[Begin]

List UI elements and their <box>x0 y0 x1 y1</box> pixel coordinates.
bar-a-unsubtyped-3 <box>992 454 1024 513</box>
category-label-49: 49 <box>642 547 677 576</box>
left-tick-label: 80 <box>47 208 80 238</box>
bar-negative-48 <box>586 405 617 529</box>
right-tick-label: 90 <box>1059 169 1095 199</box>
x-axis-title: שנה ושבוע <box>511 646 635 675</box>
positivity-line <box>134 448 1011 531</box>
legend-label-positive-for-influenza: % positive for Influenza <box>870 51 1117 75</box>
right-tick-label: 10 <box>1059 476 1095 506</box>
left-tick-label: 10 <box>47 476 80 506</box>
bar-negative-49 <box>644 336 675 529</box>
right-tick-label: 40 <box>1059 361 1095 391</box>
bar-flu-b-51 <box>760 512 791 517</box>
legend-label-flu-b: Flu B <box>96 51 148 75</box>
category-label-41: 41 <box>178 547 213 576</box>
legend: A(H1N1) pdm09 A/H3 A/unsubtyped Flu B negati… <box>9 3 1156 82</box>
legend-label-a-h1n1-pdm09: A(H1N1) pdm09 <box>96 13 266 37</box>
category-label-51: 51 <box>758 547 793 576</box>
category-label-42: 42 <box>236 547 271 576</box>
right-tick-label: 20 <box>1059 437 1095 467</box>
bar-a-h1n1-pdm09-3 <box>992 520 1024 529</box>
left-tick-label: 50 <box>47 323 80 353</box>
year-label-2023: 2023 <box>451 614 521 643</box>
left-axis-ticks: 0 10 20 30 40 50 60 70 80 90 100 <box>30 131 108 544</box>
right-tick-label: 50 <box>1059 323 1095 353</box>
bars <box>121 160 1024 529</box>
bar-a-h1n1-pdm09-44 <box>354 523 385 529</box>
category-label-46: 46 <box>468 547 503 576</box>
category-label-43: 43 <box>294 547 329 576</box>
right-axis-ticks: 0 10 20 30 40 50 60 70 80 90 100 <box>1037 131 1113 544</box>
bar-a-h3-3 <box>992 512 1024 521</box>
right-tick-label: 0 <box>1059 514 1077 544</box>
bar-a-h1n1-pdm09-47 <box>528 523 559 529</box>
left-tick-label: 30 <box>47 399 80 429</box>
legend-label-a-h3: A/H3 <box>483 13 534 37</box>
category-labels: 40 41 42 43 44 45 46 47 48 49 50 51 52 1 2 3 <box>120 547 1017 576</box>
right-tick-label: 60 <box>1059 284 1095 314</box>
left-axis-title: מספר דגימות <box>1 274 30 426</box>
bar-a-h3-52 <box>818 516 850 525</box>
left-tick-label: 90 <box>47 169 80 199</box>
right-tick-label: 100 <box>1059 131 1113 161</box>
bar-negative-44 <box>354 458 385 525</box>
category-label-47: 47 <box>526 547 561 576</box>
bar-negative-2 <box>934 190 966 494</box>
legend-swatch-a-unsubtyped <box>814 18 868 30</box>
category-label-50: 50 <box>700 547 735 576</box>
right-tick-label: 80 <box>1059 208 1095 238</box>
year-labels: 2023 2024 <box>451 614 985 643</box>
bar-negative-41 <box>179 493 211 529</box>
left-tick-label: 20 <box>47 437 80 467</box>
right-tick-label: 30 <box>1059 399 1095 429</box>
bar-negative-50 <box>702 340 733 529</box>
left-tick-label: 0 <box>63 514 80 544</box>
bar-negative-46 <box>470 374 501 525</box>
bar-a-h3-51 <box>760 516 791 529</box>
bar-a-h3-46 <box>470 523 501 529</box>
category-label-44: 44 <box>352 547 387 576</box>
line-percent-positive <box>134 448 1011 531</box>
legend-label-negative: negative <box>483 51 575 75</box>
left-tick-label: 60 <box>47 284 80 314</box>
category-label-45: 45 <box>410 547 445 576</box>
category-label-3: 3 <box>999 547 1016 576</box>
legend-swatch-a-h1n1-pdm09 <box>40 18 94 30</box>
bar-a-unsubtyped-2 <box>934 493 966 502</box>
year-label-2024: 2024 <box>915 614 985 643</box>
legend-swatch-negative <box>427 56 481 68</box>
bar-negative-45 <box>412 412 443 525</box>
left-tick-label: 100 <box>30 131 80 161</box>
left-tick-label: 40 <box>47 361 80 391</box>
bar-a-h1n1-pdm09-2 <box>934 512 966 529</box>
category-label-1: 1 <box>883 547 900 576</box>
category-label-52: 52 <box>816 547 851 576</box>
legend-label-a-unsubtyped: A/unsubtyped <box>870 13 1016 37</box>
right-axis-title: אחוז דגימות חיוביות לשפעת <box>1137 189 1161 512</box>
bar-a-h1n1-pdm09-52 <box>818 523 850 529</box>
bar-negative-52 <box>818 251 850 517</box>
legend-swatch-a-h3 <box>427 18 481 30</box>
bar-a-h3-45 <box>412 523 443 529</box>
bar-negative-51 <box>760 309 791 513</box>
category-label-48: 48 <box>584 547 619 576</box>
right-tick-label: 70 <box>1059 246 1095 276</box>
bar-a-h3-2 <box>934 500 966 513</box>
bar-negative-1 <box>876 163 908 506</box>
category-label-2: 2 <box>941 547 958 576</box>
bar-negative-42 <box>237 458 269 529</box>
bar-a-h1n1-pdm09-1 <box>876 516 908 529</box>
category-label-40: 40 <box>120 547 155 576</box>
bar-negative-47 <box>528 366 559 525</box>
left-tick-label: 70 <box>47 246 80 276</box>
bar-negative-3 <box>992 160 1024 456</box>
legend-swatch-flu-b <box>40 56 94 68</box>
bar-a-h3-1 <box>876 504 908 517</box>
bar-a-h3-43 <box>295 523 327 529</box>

[End]

● Prompt: Reproduce each line of the records above verbatim, leaving out nothing and changing nothing.

● Solution for this problem:
List UI elements and their <box>x0 y0 x1 y1</box> pixel coordinates.
bar-a-unsubtyped-3 <box>992 454 1024 513</box>
category-label-49: 49 <box>642 547 677 576</box>
left-tick-label: 80 <box>47 208 80 238</box>
bar-negative-48 <box>586 405 617 529</box>
right-tick-label: 90 <box>1059 169 1095 199</box>
x-axis-title: שנה ושבוע <box>511 646 635 675</box>
positivity-line <box>134 448 1011 531</box>
legend-label-positive-for-influenza: % positive for Influenza <box>870 51 1117 75</box>
right-tick-label: 10 <box>1059 476 1095 506</box>
left-tick-label: 10 <box>47 476 80 506</box>
bar-negative-49 <box>644 336 675 529</box>
right-tick-label: 40 <box>1059 361 1095 391</box>
bar-flu-b-51 <box>760 512 791 517</box>
legend-label-flu-b: Flu B <box>96 51 148 75</box>
category-label-41: 41 <box>178 547 213 576</box>
legend: A(H1N1) pdm09 A/H3 A/unsubtyped Flu B negati… <box>9 3 1156 82</box>
legend-label-a-h1n1-pdm09: A(H1N1) pdm09 <box>96 13 266 37</box>
category-label-51: 51 <box>758 547 793 576</box>
category-label-42: 42 <box>236 547 271 576</box>
right-tick-label: 20 <box>1059 437 1095 467</box>
bar-a-h1n1-pdm09-3 <box>992 520 1024 529</box>
left-tick-label: 50 <box>47 323 80 353</box>
year-label-2023: 2023 <box>451 614 521 643</box>
left-axis-ticks: 0 10 20 30 40 50 60 70 80 90 100 <box>30 131 108 544</box>
right-tick-label: 50 <box>1059 323 1095 353</box>
bars <box>121 160 1024 529</box>
bar-a-h1n1-pdm09-44 <box>354 523 385 529</box>
category-label-46: 46 <box>468 547 503 576</box>
category-label-43: 43 <box>294 547 329 576</box>
right-axis-ticks: 0 10 20 30 40 50 60 70 80 90 100 <box>1037 131 1113 544</box>
bar-a-h3-3 <box>992 512 1024 521</box>
right-tick-label: 0 <box>1059 514 1077 544</box>
bar-a-h1n1-pdm09-47 <box>528 523 559 529</box>
left-tick-label: 30 <box>47 399 80 429</box>
legend-label-a-h3: A/H3 <box>483 13 534 37</box>
category-labels: 40 41 42 43 44 45 46 47 48 49 50 51 52 1 2 3 <box>120 547 1017 576</box>
right-tick-label: 60 <box>1059 284 1095 314</box>
left-axis-title: מספר דגימות <box>1 274 30 426</box>
bar-a-h3-52 <box>818 516 850 525</box>
left-tick-label: 90 <box>47 169 80 199</box>
right-tick-label: 100 <box>1059 131 1113 161</box>
bar-negative-44 <box>354 458 385 525</box>
category-label-47: 47 <box>526 547 561 576</box>
bar-negative-2 <box>934 190 966 494</box>
legend-swatch-a-unsubtyped <box>814 18 868 30</box>
category-label-50: 50 <box>700 547 735 576</box>
right-tick-label: 80 <box>1059 208 1095 238</box>
year-labels: 2023 2024 <box>451 614 985 643</box>
bar-negative-41 <box>179 493 211 529</box>
left-tick-label: 20 <box>47 437 80 467</box>
right-tick-label: 30 <box>1059 399 1095 429</box>
bar-negative-50 <box>702 340 733 529</box>
left-tick-label: 0 <box>63 514 80 544</box>
bar-negative-46 <box>470 374 501 525</box>
bar-a-h3-51 <box>760 516 791 529</box>
bar-a-h3-46 <box>470 523 501 529</box>
category-label-44: 44 <box>352 547 387 576</box>
line-percent-positive <box>134 448 1011 531</box>
legend-label-negative: negative <box>483 51 575 75</box>
left-tick-label: 60 <box>47 284 80 314</box>
category-label-45: 45 <box>410 547 445 576</box>
category-label-3: 3 <box>999 547 1016 576</box>
legend-swatch-a-h1n1-pdm09 <box>40 18 94 30</box>
bar-a-unsubtyped-2 <box>934 493 966 502</box>
year-label-2024: 2024 <box>915 614 985 643</box>
legend-swatch-negative <box>427 56 481 68</box>
bar-negative-45 <box>412 412 443 525</box>
left-tick-label: 100 <box>30 131 80 161</box>
left-tick-label: 40 <box>47 361 80 391</box>
bar-a-h1n1-pdm09-2 <box>934 512 966 529</box>
category-label-1: 1 <box>883 547 900 576</box>
category-label-52: 52 <box>816 547 851 576</box>
legend-label-a-unsubtyped: A/unsubtyped <box>870 13 1016 37</box>
right-axis-title: אחוז דגימות חיוביות לשפעת <box>1137 189 1161 512</box>
bar-a-h1n1-pdm09-52 <box>818 523 850 529</box>
bar-negative-52 <box>818 251 850 517</box>
legend-swatch-a-h3 <box>427 18 481 30</box>
bar-a-h3-45 <box>412 523 443 529</box>
bar-negative-51 <box>760 309 791 513</box>
category-label-48: 48 <box>584 547 619 576</box>
right-tick-label: 70 <box>1059 246 1095 276</box>
bar-a-h3-2 <box>934 500 966 513</box>
bar-negative-1 <box>876 163 908 506</box>
category-label-2: 2 <box>941 547 958 576</box>
bar-negative-42 <box>237 458 269 529</box>
bar-a-h1n1-pdm09-1 <box>876 516 908 529</box>
category-label-40: 40 <box>120 547 155 576</box>
bar-negative-47 <box>528 366 559 525</box>
left-tick-label: 70 <box>47 246 80 276</box>
bar-negative-3 <box>992 160 1024 456</box>
legend-swatch-flu-b <box>40 56 94 68</box>
bar-a-h3-1 <box>876 504 908 517</box>
bar-a-h3-43 <box>295 523 327 529</box>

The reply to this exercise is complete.